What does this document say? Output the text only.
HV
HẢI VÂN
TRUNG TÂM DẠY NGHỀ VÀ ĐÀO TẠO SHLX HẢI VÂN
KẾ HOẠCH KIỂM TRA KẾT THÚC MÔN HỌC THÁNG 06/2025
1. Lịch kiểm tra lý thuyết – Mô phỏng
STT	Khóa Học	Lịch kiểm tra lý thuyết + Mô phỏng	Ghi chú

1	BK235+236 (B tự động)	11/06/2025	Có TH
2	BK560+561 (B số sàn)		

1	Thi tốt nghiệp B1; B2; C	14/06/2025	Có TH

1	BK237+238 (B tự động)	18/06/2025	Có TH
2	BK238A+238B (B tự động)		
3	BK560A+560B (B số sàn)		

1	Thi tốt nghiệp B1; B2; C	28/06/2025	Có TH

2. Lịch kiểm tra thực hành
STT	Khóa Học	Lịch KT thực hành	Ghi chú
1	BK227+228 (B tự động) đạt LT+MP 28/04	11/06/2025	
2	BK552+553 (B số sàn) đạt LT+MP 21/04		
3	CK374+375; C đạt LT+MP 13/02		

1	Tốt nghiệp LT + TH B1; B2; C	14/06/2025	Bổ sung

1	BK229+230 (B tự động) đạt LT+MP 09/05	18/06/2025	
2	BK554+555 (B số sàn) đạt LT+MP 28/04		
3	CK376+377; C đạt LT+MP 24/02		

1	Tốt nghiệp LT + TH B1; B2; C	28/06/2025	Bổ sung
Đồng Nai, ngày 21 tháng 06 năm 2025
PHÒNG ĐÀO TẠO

### Problem to work on
Make a verbatim copy of every entry shown above.

### Correct response
What does this document say? Output the text only.
HV
HẢI VÂN
TRUNG TÂM DẠY NGHỀ VÀ ĐÀO TẠO SHLX HẢI VÂN
KẾ HOẠCH KIỂM TRA KẾT THÚC MÔN HỌC THÁNG 06/2025
1. Lịch kiểm tra lý thuyết – Mô phỏng
STT	Khóa Học	Lịch kiểm tra lý thuyết + Mô phỏng	Ghi chú

1	BK235+236 (B tự động)	11/06/2025	Có TH
2	BK560+561 (B số sàn)		

1	Thi tốt nghiệp B1; B2; C	14/06/2025	Có TH

1	BK237+238 (B tự động)	18/06/2025	Có TH
2	BK238A+238B (B tự động)		
3	BK560A+560B (B số sàn)		

1	Thi tốt nghiệp B1; B2; C	28/06/2025	Có TH

2. Lịch kiểm tra thực hành
STT	Khóa Học	Lịch KT thực hành	Ghi chú
1	BK227+228 (B tự động) đạt LT+MP 28/04	11/06/2025	
2	BK552+553 (B số sàn) đạt LT+MP 21/04		
3	CK374+375; C đạt LT+MP 13/02		

1	Tốt nghiệp LT + TH B1; B2; C	14/06/2025	Bổ sung

1	BK229+230 (B tự động) đạt LT+MP 09/05	18/06/2025	
2	BK554+555 (B số sàn) đạt LT+MP 28/04		
3	CK376+377; C đạt LT+MP 24/02		

1	Tốt nghiệp LT + TH B1; B2; C	28/06/2025	Bổ sung
Đồng Nai, ngày 21 tháng 06 năm 2025
PHÒNG ĐÀO TẠO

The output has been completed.